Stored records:
· · · · ·
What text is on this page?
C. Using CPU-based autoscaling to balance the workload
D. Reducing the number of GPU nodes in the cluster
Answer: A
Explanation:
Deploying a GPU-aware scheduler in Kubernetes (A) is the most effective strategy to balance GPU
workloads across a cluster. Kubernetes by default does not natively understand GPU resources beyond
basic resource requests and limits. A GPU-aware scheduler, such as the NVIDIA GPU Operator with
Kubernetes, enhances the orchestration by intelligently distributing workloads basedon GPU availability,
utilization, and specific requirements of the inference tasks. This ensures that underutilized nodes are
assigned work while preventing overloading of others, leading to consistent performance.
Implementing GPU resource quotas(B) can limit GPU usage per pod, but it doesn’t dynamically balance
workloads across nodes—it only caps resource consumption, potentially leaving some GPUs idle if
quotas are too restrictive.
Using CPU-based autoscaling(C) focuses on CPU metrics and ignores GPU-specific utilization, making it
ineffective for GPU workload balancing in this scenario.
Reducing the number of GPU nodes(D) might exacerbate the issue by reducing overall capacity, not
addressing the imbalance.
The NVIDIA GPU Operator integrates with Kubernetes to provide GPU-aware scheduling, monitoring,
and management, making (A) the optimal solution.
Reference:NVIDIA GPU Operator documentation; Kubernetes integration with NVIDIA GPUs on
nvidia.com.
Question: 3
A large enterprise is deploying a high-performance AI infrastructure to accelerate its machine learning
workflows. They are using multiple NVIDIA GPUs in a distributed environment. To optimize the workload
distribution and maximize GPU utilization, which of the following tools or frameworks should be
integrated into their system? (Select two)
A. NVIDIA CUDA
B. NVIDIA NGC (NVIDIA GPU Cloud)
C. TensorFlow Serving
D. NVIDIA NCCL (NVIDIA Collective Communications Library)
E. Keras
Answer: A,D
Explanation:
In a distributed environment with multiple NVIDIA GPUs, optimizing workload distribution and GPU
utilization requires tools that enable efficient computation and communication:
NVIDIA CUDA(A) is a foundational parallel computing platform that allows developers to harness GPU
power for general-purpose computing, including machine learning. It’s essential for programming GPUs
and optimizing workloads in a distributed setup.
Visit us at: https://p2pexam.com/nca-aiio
· · · · ·
REQUIREMENTS: Copy out all of the data exactly, leaving nothing out.

RESULT OF THE EXERCISE:
What text is on this page?
C. Using CPU-based autoscaling to balance the workload
D. Reducing the number of GPU nodes in the cluster
Answer: A
Explanation:
Deploying a GPU-aware scheduler in Kubernetes (A) is the most effective strategy to balance GPU
workloads across a cluster. Kubernetes by default does not natively understand GPU resources beyond
basic resource requests and limits. A GPU-aware scheduler, such as the NVIDIA GPU Operator with
Kubernetes, enhances the orchestration by intelligently distributing workloads basedon GPU availability,
utilization, and specific requirements of the inference tasks. This ensures that underutilized nodes are
assigned work while preventing overloading of others, leading to consistent performance.
Implementing GPU resource quotas(B) can limit GPU usage per pod, but it doesn’t dynamically balance
workloads across nodes—it only caps resource consumption, potentially leaving some GPUs idle if
quotas are too restrictive.
Using CPU-based autoscaling(C) focuses on CPU metrics and ignores GPU-specific utilization, making it
ineffective for GPU workload balancing in this scenario.
Reducing the number of GPU nodes(D) might exacerbate the issue by reducing overall capacity, not
addressing the imbalance.
The NVIDIA GPU Operator integrates with Kubernetes to provide GPU-aware scheduling, monitoring,
and management, making (A) the optimal solution.
Reference:NVIDIA GPU Operator documentation; Kubernetes integration with NVIDIA GPUs on
nvidia.com.
Question: 3
A large enterprise is deploying a high-performance AI infrastructure to accelerate its machine learning
workflows. They are using multiple NVIDIA GPUs in a distributed environment. To optimize the workload
distribution and maximize GPU utilization, which of the following tools or frameworks should be
integrated into their system? (Select two)
A. NVIDIA CUDA
B. NVIDIA NGC (NVIDIA GPU Cloud)
C. TensorFlow Serving
D. NVIDIA NCCL (NVIDIA Collective Communications Library)
E. Keras
Answer: A,D
Explanation:
In a distributed environment with multiple NVIDIA GPUs, optimizing workload distribution and GPU
utilization requires tools that enable efficient computation and communication:
NVIDIA CUDA(A) is a foundational parallel computing platform that allows developers to harness GPU
power for general-purpose computing, including machine learning. It’s essential for programming GPUs
and optimizing workloads in a distributed setup.
Visit us at: https://p2pexam.com/nca-aiio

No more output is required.